■ **WHAT TO PRODUCE**:
Restate, word for word, every line of the data.

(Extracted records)
——————————

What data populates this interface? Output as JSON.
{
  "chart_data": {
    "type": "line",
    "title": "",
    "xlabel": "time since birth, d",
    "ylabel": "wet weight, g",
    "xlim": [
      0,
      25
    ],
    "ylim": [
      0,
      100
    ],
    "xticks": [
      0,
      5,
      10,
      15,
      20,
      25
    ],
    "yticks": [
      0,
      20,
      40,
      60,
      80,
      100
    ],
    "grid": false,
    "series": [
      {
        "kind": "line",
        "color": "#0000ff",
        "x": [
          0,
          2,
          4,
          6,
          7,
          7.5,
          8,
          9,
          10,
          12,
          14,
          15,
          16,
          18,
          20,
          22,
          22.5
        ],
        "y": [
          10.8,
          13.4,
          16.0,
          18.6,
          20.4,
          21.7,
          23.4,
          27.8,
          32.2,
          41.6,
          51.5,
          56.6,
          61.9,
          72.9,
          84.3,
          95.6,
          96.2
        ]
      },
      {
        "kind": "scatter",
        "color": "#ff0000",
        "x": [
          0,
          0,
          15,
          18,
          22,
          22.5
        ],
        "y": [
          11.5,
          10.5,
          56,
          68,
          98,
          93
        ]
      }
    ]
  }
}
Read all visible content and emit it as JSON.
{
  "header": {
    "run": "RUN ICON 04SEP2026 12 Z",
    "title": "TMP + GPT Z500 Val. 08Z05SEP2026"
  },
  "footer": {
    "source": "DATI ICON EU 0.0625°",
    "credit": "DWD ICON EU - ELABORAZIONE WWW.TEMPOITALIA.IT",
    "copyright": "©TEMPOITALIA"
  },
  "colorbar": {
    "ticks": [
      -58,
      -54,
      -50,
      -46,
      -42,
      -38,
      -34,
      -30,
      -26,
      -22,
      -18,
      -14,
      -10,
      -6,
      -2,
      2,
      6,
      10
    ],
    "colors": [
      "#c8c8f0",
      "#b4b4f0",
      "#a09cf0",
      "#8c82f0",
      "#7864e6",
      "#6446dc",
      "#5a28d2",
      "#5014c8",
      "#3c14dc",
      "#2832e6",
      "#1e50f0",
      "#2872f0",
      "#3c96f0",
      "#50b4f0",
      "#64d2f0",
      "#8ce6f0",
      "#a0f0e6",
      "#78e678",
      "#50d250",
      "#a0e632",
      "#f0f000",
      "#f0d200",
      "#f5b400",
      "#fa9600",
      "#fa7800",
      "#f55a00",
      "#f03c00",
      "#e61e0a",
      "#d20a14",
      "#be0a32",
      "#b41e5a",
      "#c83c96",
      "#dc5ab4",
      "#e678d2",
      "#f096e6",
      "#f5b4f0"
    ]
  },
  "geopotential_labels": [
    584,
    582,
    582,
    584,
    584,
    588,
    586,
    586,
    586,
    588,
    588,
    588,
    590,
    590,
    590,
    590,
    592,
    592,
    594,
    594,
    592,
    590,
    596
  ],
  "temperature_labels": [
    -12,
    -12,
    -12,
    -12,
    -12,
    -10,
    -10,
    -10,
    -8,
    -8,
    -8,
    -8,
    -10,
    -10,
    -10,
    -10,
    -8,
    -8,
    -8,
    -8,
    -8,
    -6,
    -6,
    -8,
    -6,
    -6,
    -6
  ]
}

——————————

■ **IN RESPONSE**:
What data populates this interface? Output as JSON.
{
  "chart_data": {
    "type": "line",
    "title": "",
    "xlabel": "time since birth, d",
    "ylabel": "wet weight, g",
    "xlim": [
      0,
      25
    ],
    "ylim": [
      0,
      100
    ],
    "xticks": [
      0,
      5,
      10,
      15,
      20,
      25
    ],
    "yticks": [
      0,
      20,
      40,
      60,
      80,
      100
    ],
    "grid": false,
    "series": [
      {
        "kind": "line",
        "color": "#0000ff",
        "x": [
          0,
          2,
          4,
          6,
          7,
          7.5,
          8,
          9,
          10,
          12,
          14,
          15,
          16,
          18,
          20,
          22,
          22.5
        ],
        "y": [
          10.8,
          13.4,
          16.0,
          18.6,
          20.4,
          21.7,
          23.4,
          27.8,
          32.2,
          41.6,
          51.5,
          56.6,
          61.9,
          72.9,
          84.3,
          95.6,
          96.2
        ]
      },
      {
        "kind": "scatter",
        "color": "#ff0000",
        "x": [
          0,
          0,
          15,
          18,
          22,
          22.5
        ],
        "y": [
          11.5,
          10.5,
          56,
          68,
          98,
          93
        ]
      }
    ]
  }
}
Read all visible content and emit it as JSON.
{
  "header": {
    "run": "RUN ICON 04SEP2026 12 Z",
    "title": "TMP + GPT Z500 Val. 08Z05SEP2026"
  },
  "footer": {
    "source": "DATI ICON EU 0.0625°",
    "credit": "DWD ICON EU - ELABORAZIONE WWW.TEMPOITALIA.IT",
    "copyright": "©TEMPOITALIA"
  },
  "colorbar": {
    "ticks": [
      -58,
      -54,
      -50,
      -46,
      -42,
      -38,
      -34,
      -30,
      -26,
      -22,
      -18,
      -14,
      -10,
      -6,
      -2,
      2,
      6,
      10
    ],
    "colors": [
      "#c8c8f0",
      "#b4b4f0",
      "#a09cf0",
      "#8c82f0",
      "#7864e6",
      "#6446dc",
      "#5a28d2",
      "#5014c8",
      "#3c14dc",
      "#2832e6",
      "#1e50f0",
      "#2872f0",
      "#3c96f0",
      "#50b4f0",
      "#64d2f0",
      "#8ce6f0",
      "#a0f0e6",
      "#78e678",
      "#50d250",
      "#a0e632",
      "#f0f000",
      "#f0d200",
      "#f5b400",
      "#fa9600",
      "#fa7800",
      "#f55a00",
      "#f03c00",
      "#e61e0a",
      "#d20a14",
      "#be0a32",
      "#b41e5a",
      "#c83c96",
      "#dc5ab4",
      "#e678d2",
      "#f096e6",
      "#f5b4f0"
    ]
  },
  "geopotential_labels": [
    584,
    582,
    582,
    584,
    584,
    588,
    586,
    586,
    586,
    588,
    588,
    588,
    590,
    590,
    590,
    590,
    592,
    592,
    594,
    594,
    592,
    590,
    596
  ],
  "temperature_labels": [
    -12,
    -12,
    -12,
    -12,
    -12,
    -10,
    -10,
    -10,
    -8,
    -8,
    -8,
    -8,
    -10,
    -10,
    -10,
    -10,
    -8,
    -8,
    -8,
    -8,
    -8,
    -6,
    -6,
    -8,
    -6,
    -6,
    -6
  ]
}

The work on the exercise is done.